### The problem
Repeat the entries below exactly as they appear, with no pictures.

-- BEGIN Records for the exercise --

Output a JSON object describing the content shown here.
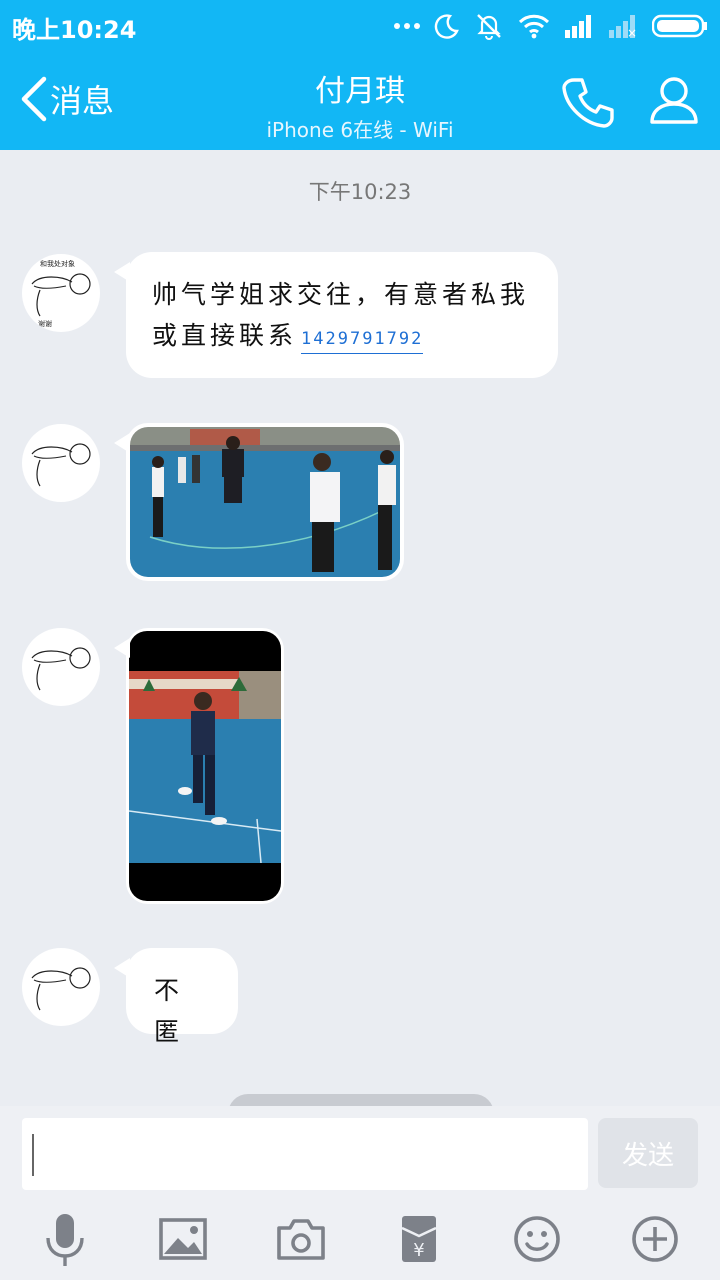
{
  "status_bar": {
    "time": "晚上10:24",
    "icons": [
      "more-dots-icon",
      "moon-icon",
      "mute-icon",
      "wifi-icon",
      "signal-icon",
      "signal-no-sim-icon",
      "battery-icon"
    ]
  },
  "header": {
    "back_label": "消息",
    "title": "付月琪",
    "subtitle": "iPhone 6在线 - WiFi",
    "actions": [
      "phone-icon",
      "profile-icon"
    ]
  },
  "chat": {
    "timestamp": "下午10:23",
    "messages": [
      {
        "type": "text",
        "text": "帅气学姐求交往，有意者私我或直接联系",
        "link": "1429791792"
      },
      {
        "type": "image",
        "content": "jump-rope-group-photo"
      },
      {
        "type": "image",
        "content": "jump-rope-single-photo"
      },
      {
        "type": "text",
        "text": "不匿"
      }
    ],
    "avatar_text_top": "和我处对象",
    "avatar_text_bottom": "谢谢"
  },
  "composer": {
    "input_value": "",
    "send_label": "发送"
  },
  "toolbar": {
    "tools": [
      "microphone-icon",
      "image-icon",
      "camera-icon",
      "red-packet-icon",
      "emoji-icon",
      "plus-icon"
    ]
  },
  "colors": {
    "header_blue": "#12b7f5",
    "chat_background": "#eaedf2",
    "link_blue": "#1e6fd4"
  }
}
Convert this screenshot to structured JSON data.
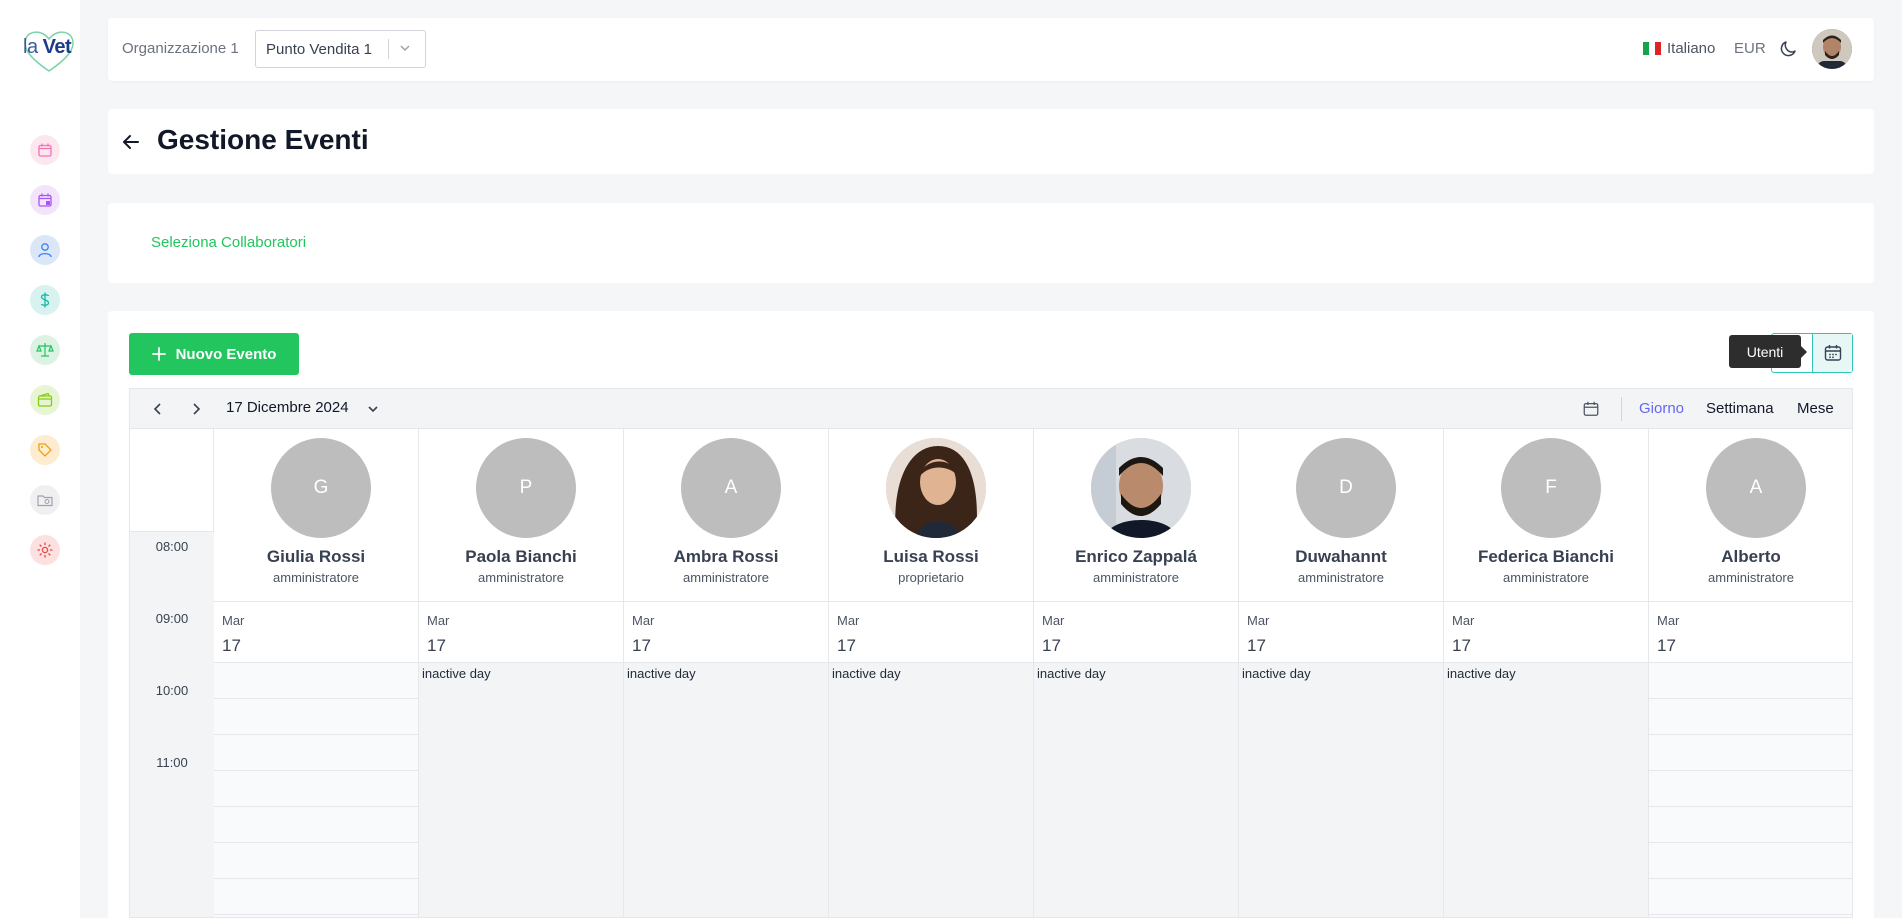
{
  "logo": {
    "part1": "la",
    "part2": "Vet"
  },
  "topbar": {
    "org_label": "Organizzazione 1",
    "store_value": "Punto Vendita 1",
    "language": "Italiano",
    "currency": "EUR"
  },
  "sidebar_icons": [
    {
      "name": "calendar-icon",
      "color": "#f472b6",
      "bg": "#fde7ef"
    },
    {
      "name": "calendar-check-icon",
      "color": "#a855f7",
      "bg": "#f1e4fb"
    },
    {
      "name": "user-icon",
      "color": "#3b82f6",
      "bg": "#dbe6f7"
    },
    {
      "name": "dollar-icon",
      "color": "#14b8a6",
      "bg": "#d7f2ef"
    },
    {
      "name": "scale-icon",
      "color": "#22c55e",
      "bg": "#dcf3e3"
    },
    {
      "name": "wallet-icon",
      "color": "#84cc16",
      "bg": "#e8f5d4"
    },
    {
      "name": "tag-icon",
      "color": "#f59e0b",
      "bg": "#fdeccf"
    },
    {
      "name": "folder-search-icon",
      "color": "#9ca3af",
      "bg": "#f0f0f0"
    },
    {
      "name": "gear-icon",
      "color": "#ef4444",
      "bg": "#fde0e0"
    }
  ],
  "page": {
    "title": "Gestione Eventi"
  },
  "collaborators": {
    "link": "Seleziona Collaboratori"
  },
  "calendar": {
    "new_event": "Nuovo Evento",
    "tooltip": "Utenti",
    "current_date": "17 Dicembre 2024",
    "views": {
      "day": "Giorno",
      "week": "Settimana",
      "month": "Mese"
    },
    "times": [
      "08:00",
      "09:00",
      "10:00",
      "11:00"
    ],
    "inactive_label": "inactive day",
    "columns": [
      {
        "initial": "G",
        "name": "Giulia Rossi",
        "role": "amministratore",
        "dow": "Mar",
        "day": "17",
        "active": true,
        "photo": false
      },
      {
        "initial": "P",
        "name": "Paola Bianchi",
        "role": "amministratore",
        "dow": "Mar",
        "day": "17",
        "active": false,
        "photo": false
      },
      {
        "initial": "A",
        "name": "Ambra Rossi",
        "role": "amministratore",
        "dow": "Mar",
        "day": "17",
        "active": false,
        "photo": false
      },
      {
        "initial": "",
        "name": "Luisa Rossi",
        "role": "proprietario",
        "dow": "Mar",
        "day": "17",
        "active": false,
        "photo": true
      },
      {
        "initial": "",
        "name": "Enrico Zappalá",
        "role": "amministratore",
        "dow": "Mar",
        "day": "17",
        "active": false,
        "photo": true
      },
      {
        "initial": "D",
        "name": "Duwahannt",
        "role": "amministratore",
        "dow": "Mar",
        "day": "17",
        "active": false,
        "photo": false
      },
      {
        "initial": "F",
        "name": "Federica Bianchi",
        "role": "amministratore",
        "dow": "Mar",
        "day": "17",
        "active": false,
        "photo": false
      },
      {
        "initial": "A",
        "name": "Alberto",
        "role": "amministratore",
        "dow": "Mar",
        "day": "17",
        "active": true,
        "photo": false
      }
    ]
  }
}
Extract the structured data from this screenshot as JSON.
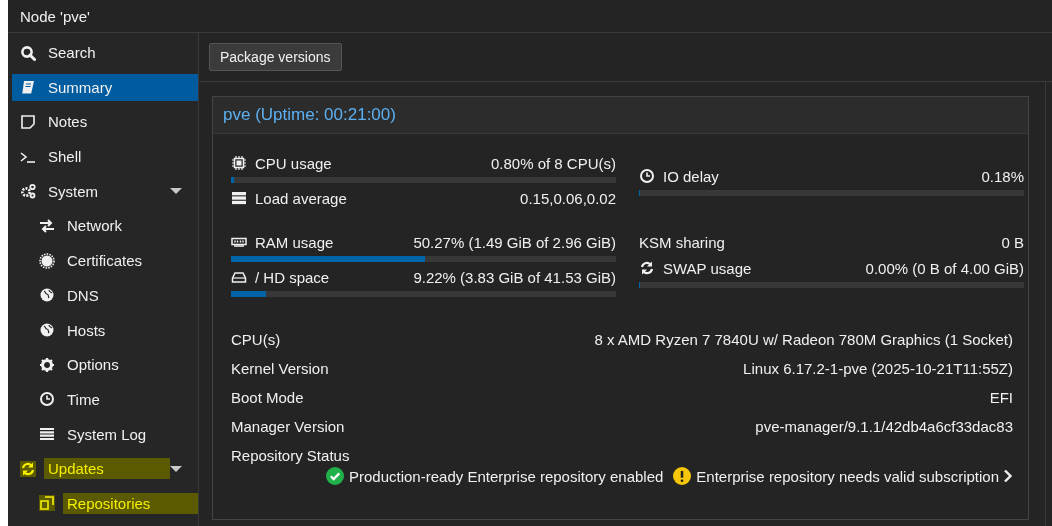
{
  "title": "Node 'pve'",
  "sidebar": {
    "items": [
      {
        "label": "Search",
        "kind": "search",
        "selected": false,
        "highlighted": false
      },
      {
        "label": "Summary",
        "kind": "book",
        "selected": true,
        "highlighted": false
      },
      {
        "label": "Notes",
        "kind": "note",
        "selected": false,
        "highlighted": false
      },
      {
        "label": "Shell",
        "kind": "terminal",
        "selected": false,
        "highlighted": false
      },
      {
        "label": "System",
        "kind": "gears",
        "selected": false,
        "highlighted": false,
        "expanded": true,
        "children": [
          {
            "label": "Network",
            "kind": "arrows",
            "selected": false,
            "highlighted": false
          },
          {
            "label": "Certificates",
            "kind": "cert",
            "selected": false,
            "highlighted": false
          },
          {
            "label": "DNS",
            "kind": "globe",
            "selected": false,
            "highlighted": false
          },
          {
            "label": "Hosts",
            "kind": "globe",
            "selected": false,
            "highlighted": false
          },
          {
            "label": "Options",
            "kind": "gear",
            "selected": false,
            "highlighted": false
          },
          {
            "label": "Time",
            "kind": "clock",
            "selected": false,
            "highlighted": false
          },
          {
            "label": "System Log",
            "kind": "list",
            "selected": false,
            "highlighted": false
          }
        ]
      },
      {
        "label": "Updates",
        "kind": "refresh",
        "selected": false,
        "highlighted": true,
        "expanded": true,
        "children": [
          {
            "label": "Repositories",
            "kind": "copy",
            "selected": false,
            "highlighted": true
          }
        ]
      }
    ]
  },
  "toolbar": {
    "buttons": [
      "Package versions"
    ]
  },
  "panel": {
    "title": "pve (Uptime: 00:21:00)",
    "stat_groups": [
      {
        "left": [
          {
            "label": "CPU usage",
            "kind": "chip",
            "value": "0.80% of 8 CPU(s)",
            "level": 0.008
          },
          {
            "label": "Load average",
            "kind": "server",
            "value": "0.15,0.06,0.02"
          }
        ],
        "right": [
          {
            "label": "IO delay",
            "kind": "clock",
            "value": "0.18%",
            "level": 0.0018
          }
        ]
      },
      {
        "left": [
          {
            "label": "RAM usage",
            "kind": "ram",
            "value": "50.27% (1.49 GiB of 2.96 GiB)",
            "level": 0.5027
          },
          {
            "label": "/ HD space",
            "kind": "disk",
            "value": "9.22% (3.83 GiB of 41.53 GiB)",
            "level": 0.0922
          }
        ],
        "right": [
          {
            "label": "KSM sharing",
            "value": "0 B"
          },
          {
            "label": "SWAP usage",
            "kind": "refresh",
            "value": "0.00% (0 B of 4.00 GiB)",
            "level": 0.0
          }
        ]
      }
    ],
    "info": [
      {
        "label": "CPU(s)",
        "value": "8 x AMD Ryzen 7 7840U w/ Radeon 780M Graphics (1 Socket)"
      },
      {
        "label": "Kernel Version",
        "value": "Linux 6.17.2-1-pve (2025-10-21T11:55Z)"
      },
      {
        "label": "Boot Mode",
        "value": "EFI"
      },
      {
        "label": "Manager Version",
        "value": "pve-manager/9.1.1/42db4a6cf33dac83"
      }
    ],
    "repository_status": {
      "label": "Repository Status",
      "statuses": [
        {
          "kind": "ok",
          "text": "Production-ready Enterprise repository enabled"
        },
        {
          "kind": "warning",
          "text": "Enterprise repository needs valid subscription"
        }
      ],
      "has_details": true
    }
  }
}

-- END Records for the exercise --

### Solution to this problem
Output a JSON object describing the content shown here.
{
  "status_bar": {
    "time": "晚上10:24",
    "icons": [
      "more-dots-icon",
      "moon-icon",
      "mute-icon",
      "wifi-icon",
      "signal-icon",
      "signal-no-sim-icon",
      "battery-icon"
    ]
  },
  "header": {
    "back_label": "消息",
    "title": "付月琪",
    "subtitle": "iPhone 6在线 - WiFi",
    "actions": [
      "phone-icon",
      "profile-icon"
    ]
  },
  "chat": {
    "timestamp": "下午10:23",
    "messages": [
      {
        "type": "text",
        "text": "帅气学姐求交往，有意者私我或直接联系",
        "link": "1429791792"
      },
      {
        "type": "image",
        "content": "jump-rope-group-photo"
      },
      {
        "type": "image",
        "content": "jump-rope-single-photo"
      },
      {
        "type": "text",
        "text": "不匿"
      }
    ],
    "avatar_text_top": "和我处对象",
    "avatar_text_bottom": "谢谢"
  },
  "composer": {
    "input_value": "",
    "send_label": "发送"
  },
  "toolbar": {
    "tools": [
      "microphone-icon",
      "image-icon",
      "camera-icon",
      "red-packet-icon",
      "emoji-icon",
      "plus-icon"
    ]
  },
  "colors": {
    "header_blue": "#12b7f5",
    "chat_background": "#eaedf2",
    "link_blue": "#1e6fd4"
  }
}
Convert this screenshot to structured JSON data.
{
  "logo": {
    "part1": "la",
    "part2": "Vet"
  },
  "topbar": {
    "org_label": "Organizzazione 1",
    "store_value": "Punto Vendita 1",
    "language": "Italiano",
    "currency": "EUR"
  },
  "sidebar_icons": [
    {
      "name": "calendar-icon",
      "color": "#f472b6",
      "bg": "#fde7ef"
    },
    {
      "name": "calendar-check-icon",
      "color": "#a855f7",
      "bg": "#f1e4fb"
    },
    {
      "name": "user-icon",
      "color": "#3b82f6",
      "bg": "#dbe6f7"
    },
    {
      "name": "dollar-icon",
      "color": "#14b8a6",
      "bg": "#d7f2ef"
    },
    {
      "name": "scale-icon",
      "color": "#22c55e",
      "bg": "#dcf3e3"
    },
    {
      "name": "wallet-icon",
      "color": "#84cc16",
      "bg": "#e8f5d4"
    },
    {
      "name": "tag-icon",
      "color": "#f59e0b",
      "bg": "#fdeccf"
    },
    {
      "name": "folder-search-icon",
      "color": "#9ca3af",
      "bg": "#f0f0f0"
    },
    {
      "name": "gear-icon",
      "color": "#ef4444",
      "bg": "#fde0e0"
    }
  ],
  "page": {
    "title": "Gestione Eventi"
  },
  "collaborators": {
    "link": "Seleziona Collaboratori"
  },
  "calendar": {
    "new_event": "Nuovo Evento",
    "tooltip": "Utenti",
    "current_date": "17 Dicembre 2024",
    "views": {
      "day": "Giorno",
      "week": "Settimana",
      "month": "Mese"
    },
    "times": [
      "08:00",
      "09:00",
      "10:00",
      "11:00"
    ],
    "inactive_label": "inactive day",
    "columns": [
      {
        "initial": "G",
        "name": "Giulia Rossi",
        "role": "amministratore",
        "dow": "Mar",
        "day": "17",
        "active": true,
        "photo": false
      },
      {
        "initial": "P",
        "name": "Paola Bianchi",
        "role": "amministratore",
        "dow": "Mar",
        "day": "17",
        "active": false,
        "photo": false
      },
      {
        "initial": "A",
        "name": "Ambra Rossi",
        "role": "amministratore",
        "dow": "Mar",
        "day": "17",
        "active": false,
        "photo": false
      },
      {
        "initial": "",
        "name": "Luisa Rossi",
        "role": "proprietario",
        "dow": "Mar",
        "day": "17",
        "active": false,
        "photo": true
      },
      {
        "initial": "",
        "name": "Enrico Zappalá",
        "role": "amministratore",
        "dow": "Mar",
        "day": "17",
        "active": false,
        "photo": true
      },
      {
        "initial": "D",
        "name": "Duwahannt",
        "role": "amministratore",
        "dow": "Mar",
        "day": "17",
        "active": false,
        "photo": false
      },
      {
        "initial": "F",
        "name": "Federica Bianchi",
        "role": "amministratore",
        "dow": "Mar",
        "day": "17",
        "active": false,
        "photo": false
      },
      {
        "initial": "A",
        "name": "Alberto",
        "role": "amministratore",
        "dow": "Mar",
        "day": "17",
        "active": true,
        "photo": false
      }
    ]
  }
}
Extract the structured data from this screenshot as JSON.
{
  "title": "Node 'pve'",
  "sidebar": {
    "items": [
      {
        "label": "Search",
        "kind": "search",
        "selected": false,
        "highlighted": false
      },
      {
        "label": "Summary",
        "kind": "book",
        "selected": true,
        "highlighted": false
      },
      {
        "label": "Notes",
        "kind": "note",
        "selected": false,
        "highlighted": false
      },
      {
        "label": "Shell",
        "kind": "terminal",
        "selected": false,
        "highlighted": false
      },
      {
        "label": "System",
        "kind": "gears",
        "selected": false,
        "highlighted": false,
        "expanded": true,
        "children": [
          {
            "label": "Network",
            "kind": "arrows",
            "selected": false,
            "highlighted": false
          },
          {
            "label": "Certificates",
            "kind": "cert",
            "selected": false,
            "highlighted": false
          },
          {
            "label": "DNS",
            "kind": "globe",
            "selected": false,
            "highlighted": false
          },
          {
            "label": "Hosts",
            "kind": "globe",
            "selected": false,
            "highlighted": false
          },
          {
            "label": "Options",
            "kind": "gear",
            "selected": false,
            "highlighted": false
          },
          {
            "label": "Time",
            "kind": "clock",
            "selected": false,
            "highlighted": false
          },
          {
            "label": "System Log",
            "kind": "list",
            "selected": false,
            "highlighted": false
          }
        ]
      },
      {
        "label": "Updates",
        "kind": "refresh",
        "selected": false,
        "highlighted": true,
        "expanded": true,
        "children": [
          {
            "label": "Repositories",
            "kind": "copy",
            "selected": false,
            "highlighted": true
          }
        ]
      }
    ]
  },
  "toolbar": {
    "buttons": [
      "Package versions"
    ]
  },
  "panel": {
    "title": "pve (Uptime: 00:21:00)",
    "stat_groups": [
      {
        "left": [
          {
            "label": "CPU usage",
            "kind": "chip",
            "value": "0.80% of 8 CPU(s)",
            "level": 0.008
          },
          {
            "label": "Load average",
            "kind": "server",
            "value": "0.15,0.06,0.02"
          }
        ],
        "right": [
          {
            "label": "IO delay",
            "kind": "clock",
            "value": "0.18%",
            "level": 0.0018
          }
        ]
      },
      {
        "left": [
          {
            "label": "RAM usage",
            "kind": "ram",
            "value": "50.27% (1.49 GiB of 2.96 GiB)",
            "level": 0.5027
          },
          {
            "label": "/ HD space",
            "kind": "disk",
            "value": "9.22% (3.83 GiB of 41.53 GiB)",
            "level": 0.0922
          }
        ],
        "right": [
          {
            "label": "KSM sharing",
            "value": "0 B"
          },
          {
            "label": "SWAP usage",
            "kind": "refresh",
            "value": "0.00% (0 B of 4.00 GiB)",
            "level": 0.0
          }
        ]
      }
    ],
    "info": [
      {
        "label": "CPU(s)",
        "value": "8 x AMD Ryzen 7 7840U w/ Radeon 780M Graphics (1 Socket)"
      },
      {
        "label": "Kernel Version",
        "value": "Linux 6.17.2-1-pve (2025-10-21T11:55Z)"
      },
      {
        "label": "Boot Mode",
        "value": "EFI"
      },
      {
        "label": "Manager Version",
        "value": "pve-manager/9.1.1/42db4a6cf33dac83"
      }
    ],
    "repository_status": {
      "label": "Repository Status",
      "statuses": [
        {
          "kind": "ok",
          "text": "Production-ready Enterprise repository enabled"
        },
        {
          "kind": "warning",
          "text": "Enterprise repository needs valid subscription"
        }
      ],
      "has_details": true
    }
  }
}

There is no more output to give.